> [What you will do] Give every line again exactly as it appears, please, but not the pictures.

> [Supplied records]
◆ ◆ ◆ ◆ ◆
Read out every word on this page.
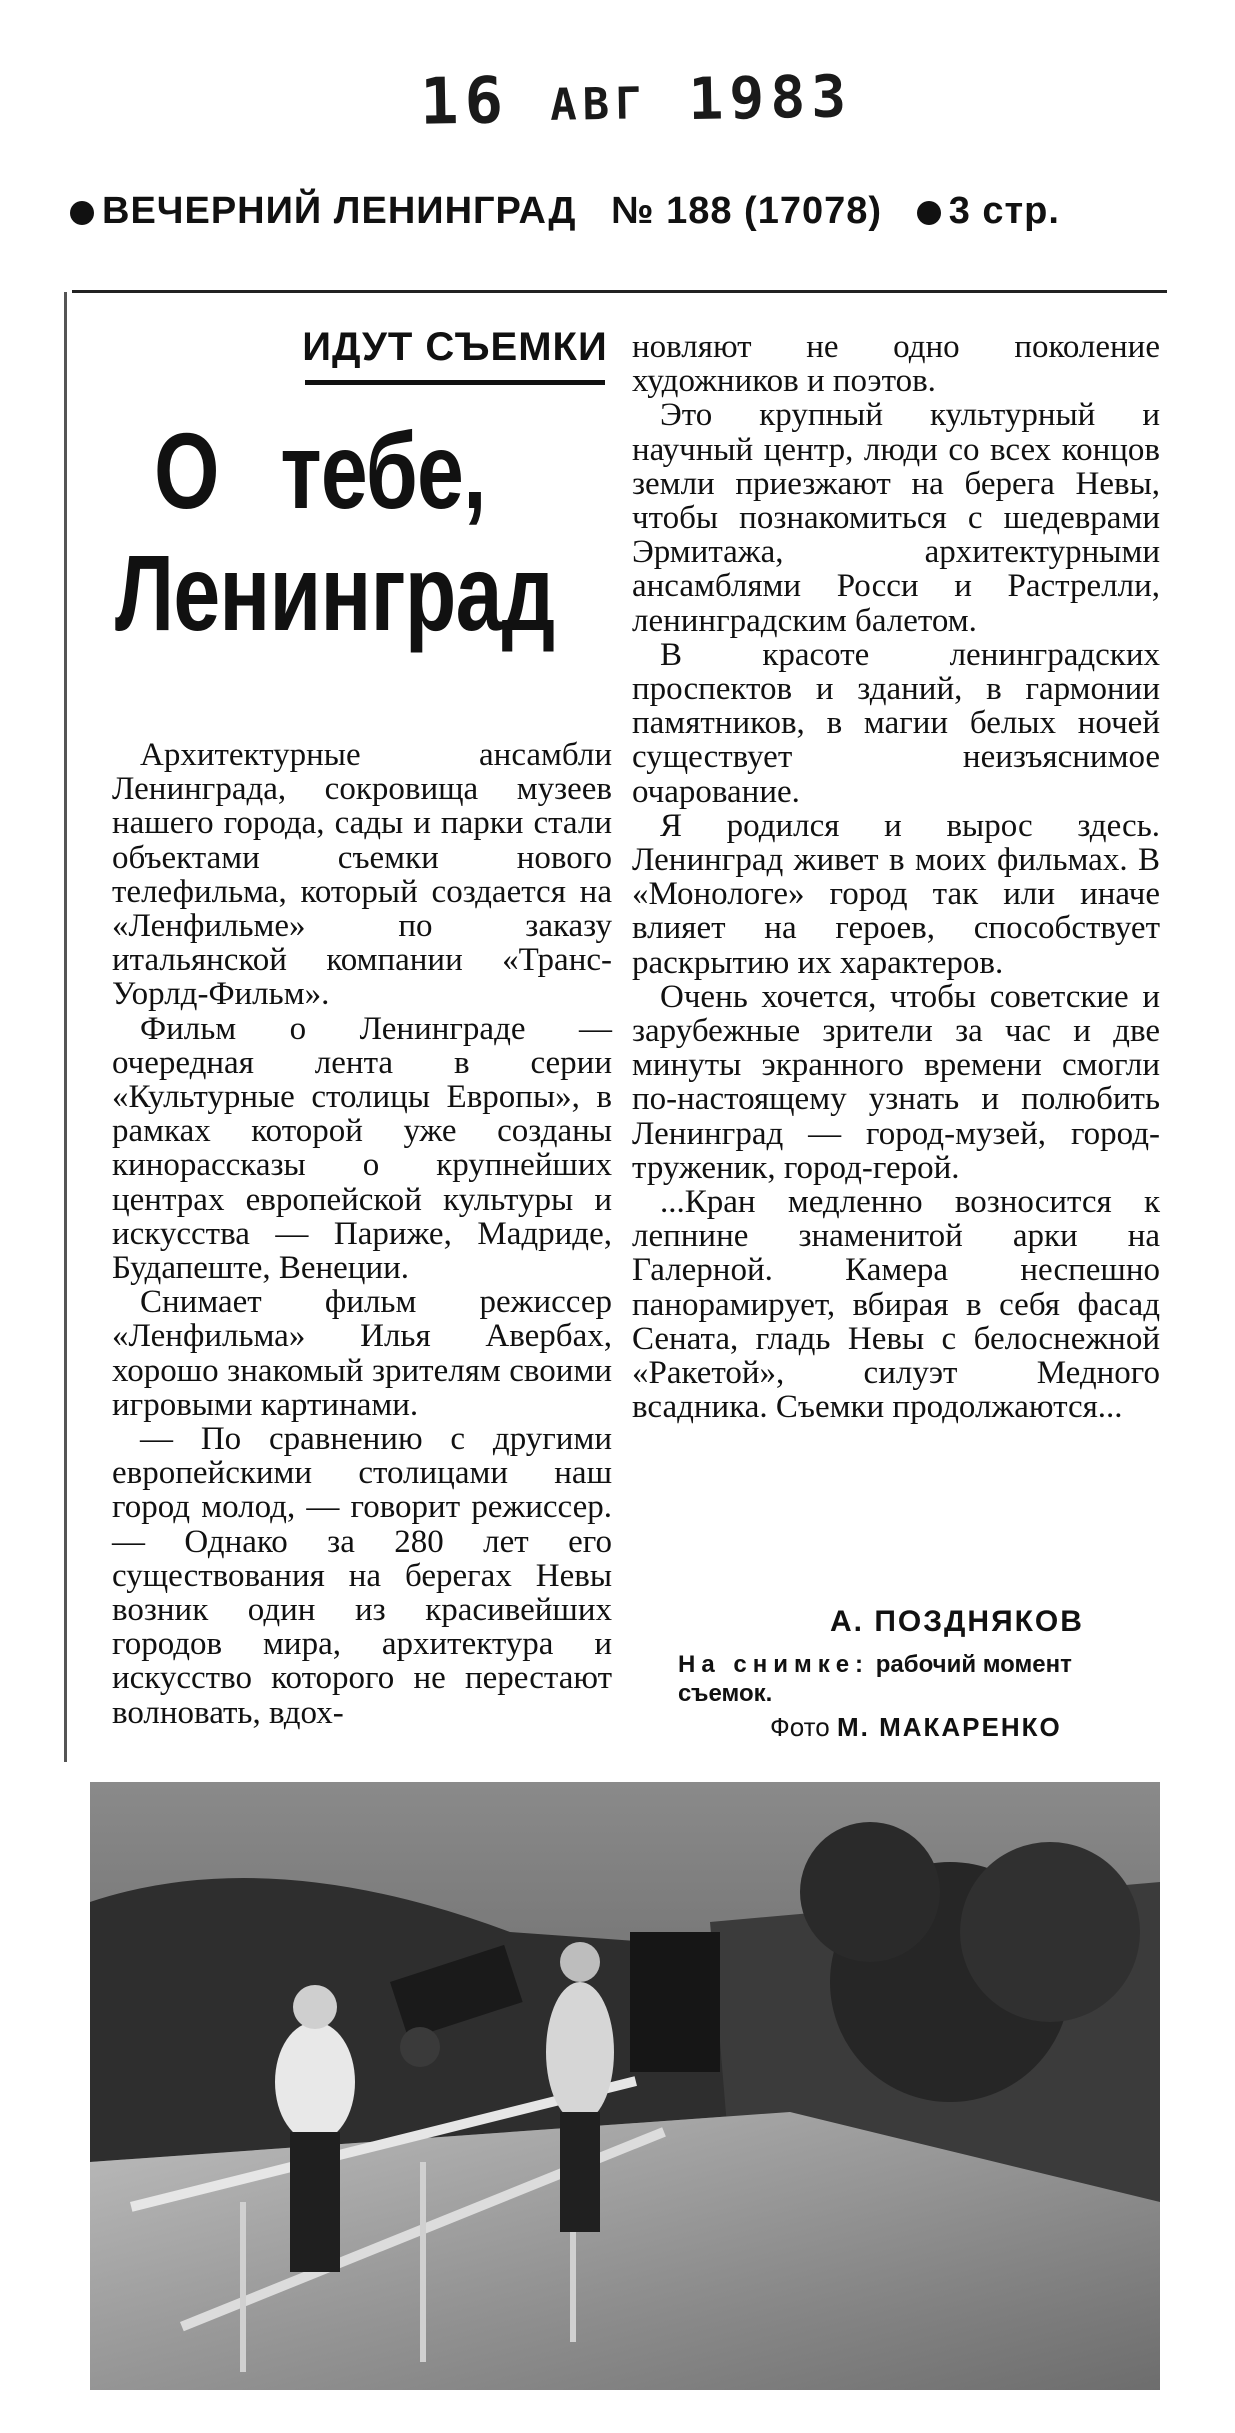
16 АВГ 1983
ВЕЧЕРНИЙ ЛЕНИНГРАД № 188 (17078) 3 стр.
ИДУТ СЪЕМКИ
О тебе,
Ленинград

Архитектурные ансамбли Ленинграда, сокровища музеев нашего города, сады и парки стали объектами съемки нового телефильма, который создается на «Ленфильме» по заказу итальянской компании «Транс-Уорлд-Фильм».

Фильм о Ленинграде — очередная лента в серии «Культурные столицы Европы», в рамках которой уже созданы кинорассказы о крупнейших центрах европейской культуры и искусства — Париже, Мадриде, Будапеште, Венеции.

Снимает фильм режиссер «Ленфильма» Илья Авербах, хорошо знакомый зрителям своими игровыми картинами.

— По сравнению с другими европейскими столицами наш город молод, — говорит режиссер. — Однако за 280 лет его существования на берегах Невы возник один из красивейших городов мира, архитектура и искусство которого не перестают волновать, вдох-

новляют не одно поколение художников и поэтов.

Это крупный культурный и научный центр, люди со всех концов земли приезжают на берега Невы, чтобы познакомиться с шедеврами Эрмитажа, архитектурными ансамблями Росси и Растрелли, ленинградским балетом.

В красоте ленинградских проспектов и зданий, в гармонии памятников, в магии белых ночей существует неизъяснимое очарование.

Я родился и вырос здесь. Ленинград живет в моих фильмах. В «Монологе» город так или иначе влияет на героев, способствует раскрытию их характеров.

Очень хочется, чтобы советские и зарубежные зрители за час и две минуты экранного времени смогли по-настоящему узнать и полюбить Ленинград — город-музей, город-труженик, город-герой.

...Кран медленно возносится к лепнине знаменитой арки на Галерной. Камера неспешно панорамирует, вбирая в себя фасад Сената, гладь Невы с белоснежной «Ракетой», силуэт Медного всадника. Съемки продолжаются...

А. ПОЗДНЯКОВ
На снимке: рабочий момент съемок.
Фото М. МАКАРЕНКО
◆ ◆ ◆ ◆ ◆
> [Response to this exercise]
Read out every word on this page.
16 АВГ 1983
ВЕЧЕРНИЙ ЛЕНИНГРАД № 188 (17078) 3 стр.
ИДУТ СЪЕМКИ
О тебе,
Ленинград

Архитектурные ансамбли Ленинграда, сокровища музеев нашего города, сады и парки стали объектами съемки нового телефильма, который создается на «Ленфильме» по заказу итальянской компании «Транс-Уорлд-Фильм».

Фильм о Ленинграде — очередная лента в серии «Культурные столицы Европы», в рамках которой уже созданы кинорассказы о крупнейших центрах европейской культуры и искусства — Париже, Мадриде, Будапеште, Венеции.

Снимает фильм режиссер «Ленфильма» Илья Авербах, хорошо знакомый зрителям своими игровыми картинами.

— По сравнению с другими европейскими столицами наш город молод, — говорит режиссер. — Однако за 280 лет его существования на берегах Невы возник один из красивейших городов мира, архитектура и искусство которого не перестают волновать, вдох-

новляют не одно поколение художников и поэтов.

Это крупный культурный и научный центр, люди со всех концов земли приезжают на берега Невы, чтобы познакомиться с шедеврами Эрмитажа, архитектурными ансамблями Росси и Растрелли, ленинградским балетом.

В красоте ленинградских проспектов и зданий, в гармонии памятников, в магии белых ночей существует неизъяснимое очарование.

Я родился и вырос здесь. Ленинград живет в моих фильмах. В «Монологе» город так или иначе влияет на героев, способствует раскрытию их характеров.

Очень хочется, чтобы советские и зарубежные зрители за час и две минуты экранного времени смогли по-настоящему узнать и полюбить Ленинград — город-музей, город-труженик, город-герой.

...Кран медленно возносится к лепнине знаменитой арки на Галерной. Камера неспешно панорамирует, вбирая в себя фасад Сената, гладь Невы с белоснежной «Ракетой», силуэт Медного всадника. Съемки продолжаются...

А. ПОЗДНЯКОВ
На снимке: рабочий момент съемок.
Фото М. МАКАРЕНКО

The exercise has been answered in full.